- Exercise aim: Please write out the passage on the teacher jobs bill in full, word for word.

- Passage to read:
[START]

Charts showing milllionaires' adjusted gross income as a share of the U.S. total and trend in the total income tax as a share of AGI.

Democrats in the U.S. Senate have acted to move part of the president’s job bill forward estimated to save the jobs of more than 400,000 teachers and other public service jobs nationwide.
The bill was part of the larger jobs bill proposed by President Barak Obama that got voted down in the Senate last week. Senate Democrats have broken up the bill into parts in order to get the majority of the pieces through.
In a White House report entitled “Teacher Jobs at Risk,” the President outlined the education plan, which would put aside $30 billion in order to “avoid and reverse teacher layoffs now, and to provide support for the re-hiring and hiring of educators.”
The plan would focus on all 50 states but more educator jobs would be saved in states with high populations.
In California alone, the bill is expected to save as well as create jobs for 37,300 teachers and educators in grades K-12. The report also states that not only will educator jobs be saved but over 35,000 schools will go through renovations to modernize the schools, creating jobs in construction and other fields.

[END]

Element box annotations

[START]

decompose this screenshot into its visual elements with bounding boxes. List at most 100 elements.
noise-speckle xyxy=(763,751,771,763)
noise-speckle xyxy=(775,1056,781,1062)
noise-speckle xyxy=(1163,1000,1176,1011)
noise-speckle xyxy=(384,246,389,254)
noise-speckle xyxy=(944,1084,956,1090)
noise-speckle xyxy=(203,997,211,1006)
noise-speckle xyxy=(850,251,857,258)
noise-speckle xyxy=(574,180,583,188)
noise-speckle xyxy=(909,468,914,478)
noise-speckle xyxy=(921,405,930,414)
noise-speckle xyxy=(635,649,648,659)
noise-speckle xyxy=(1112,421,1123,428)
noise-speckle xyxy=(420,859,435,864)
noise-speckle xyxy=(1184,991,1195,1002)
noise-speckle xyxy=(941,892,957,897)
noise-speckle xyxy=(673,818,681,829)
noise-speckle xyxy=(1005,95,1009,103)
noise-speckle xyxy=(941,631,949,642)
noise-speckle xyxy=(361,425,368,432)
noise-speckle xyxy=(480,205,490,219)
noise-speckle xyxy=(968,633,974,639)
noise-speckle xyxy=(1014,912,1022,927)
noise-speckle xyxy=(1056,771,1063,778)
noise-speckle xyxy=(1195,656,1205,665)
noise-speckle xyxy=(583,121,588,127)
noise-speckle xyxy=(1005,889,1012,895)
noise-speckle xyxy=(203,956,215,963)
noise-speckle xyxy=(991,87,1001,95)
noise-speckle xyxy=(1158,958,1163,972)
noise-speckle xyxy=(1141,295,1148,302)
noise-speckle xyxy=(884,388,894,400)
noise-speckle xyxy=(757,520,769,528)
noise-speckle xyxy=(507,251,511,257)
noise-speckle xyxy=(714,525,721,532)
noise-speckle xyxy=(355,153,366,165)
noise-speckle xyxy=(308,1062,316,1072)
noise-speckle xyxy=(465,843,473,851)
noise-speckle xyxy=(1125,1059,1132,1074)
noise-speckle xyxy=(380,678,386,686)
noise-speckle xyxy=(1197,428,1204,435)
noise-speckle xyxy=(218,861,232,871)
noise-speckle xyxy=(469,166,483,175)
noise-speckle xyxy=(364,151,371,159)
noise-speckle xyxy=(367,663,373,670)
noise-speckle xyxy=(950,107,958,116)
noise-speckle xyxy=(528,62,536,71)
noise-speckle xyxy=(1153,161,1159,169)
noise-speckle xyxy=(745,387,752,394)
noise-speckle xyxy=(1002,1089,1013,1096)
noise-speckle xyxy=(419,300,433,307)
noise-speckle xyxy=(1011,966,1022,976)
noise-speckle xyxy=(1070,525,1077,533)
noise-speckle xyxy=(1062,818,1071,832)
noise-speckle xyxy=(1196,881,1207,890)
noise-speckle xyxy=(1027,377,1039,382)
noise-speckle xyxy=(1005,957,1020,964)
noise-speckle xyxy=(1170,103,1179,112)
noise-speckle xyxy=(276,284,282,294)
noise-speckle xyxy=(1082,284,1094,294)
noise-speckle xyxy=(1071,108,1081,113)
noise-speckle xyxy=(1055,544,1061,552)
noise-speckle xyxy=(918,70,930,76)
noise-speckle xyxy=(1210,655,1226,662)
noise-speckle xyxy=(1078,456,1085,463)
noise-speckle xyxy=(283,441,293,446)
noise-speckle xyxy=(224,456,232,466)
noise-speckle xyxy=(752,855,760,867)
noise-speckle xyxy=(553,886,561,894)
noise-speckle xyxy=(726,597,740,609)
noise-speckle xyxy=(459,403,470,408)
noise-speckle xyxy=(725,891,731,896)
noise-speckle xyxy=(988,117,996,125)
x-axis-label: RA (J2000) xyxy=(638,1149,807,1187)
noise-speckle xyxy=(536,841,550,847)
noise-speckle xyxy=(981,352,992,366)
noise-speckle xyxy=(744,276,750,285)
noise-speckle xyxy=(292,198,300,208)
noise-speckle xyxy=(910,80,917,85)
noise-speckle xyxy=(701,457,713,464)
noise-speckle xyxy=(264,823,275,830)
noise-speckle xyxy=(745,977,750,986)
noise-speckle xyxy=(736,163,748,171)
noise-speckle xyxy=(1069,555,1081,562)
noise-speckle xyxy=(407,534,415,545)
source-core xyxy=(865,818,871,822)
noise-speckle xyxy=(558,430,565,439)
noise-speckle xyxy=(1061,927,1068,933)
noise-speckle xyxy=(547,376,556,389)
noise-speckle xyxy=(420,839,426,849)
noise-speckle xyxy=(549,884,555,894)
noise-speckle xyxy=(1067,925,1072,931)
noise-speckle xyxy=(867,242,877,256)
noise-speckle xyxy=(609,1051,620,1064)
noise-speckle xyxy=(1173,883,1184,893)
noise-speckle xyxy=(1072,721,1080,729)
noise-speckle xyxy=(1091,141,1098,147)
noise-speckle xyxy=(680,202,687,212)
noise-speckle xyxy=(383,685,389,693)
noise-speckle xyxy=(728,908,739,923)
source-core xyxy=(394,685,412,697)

[END]

- Solution for this task:
Charts showing milllionaires' adjusted gross income as a share of the U.S. total and trend in the total income tax as a share of AGI.

Democrats in the U.S. Senate have acted to move part of the president’s job bill forward estimated to save the jobs of more than 400,000 teachers and other public service jobs nationwide.
The bill was part of the larger jobs bill proposed by President Barak Obama that got voted down in the Senate last week. Senate Democrats have broken up the bill into parts in order to get the majority of the pieces through.
In a White House report entitled “Teacher Jobs at Risk,” the President outlined the education plan, which would put aside $30 billion in order to “avoid and reverse teacher layoffs now, and to provide support for the re-hiring and hiring of educators.”
The plan would focus on all 50 states but more educator jobs would be saved in states with high populations.
In California alone, the bill is expected to save as well as create jobs for 37,300 teachers and educators in grades K-12. The report also states that not only will educator jobs be saved but over 35,000 schools will go through renovations to modernize the schools, creating jobs in construction and other fields.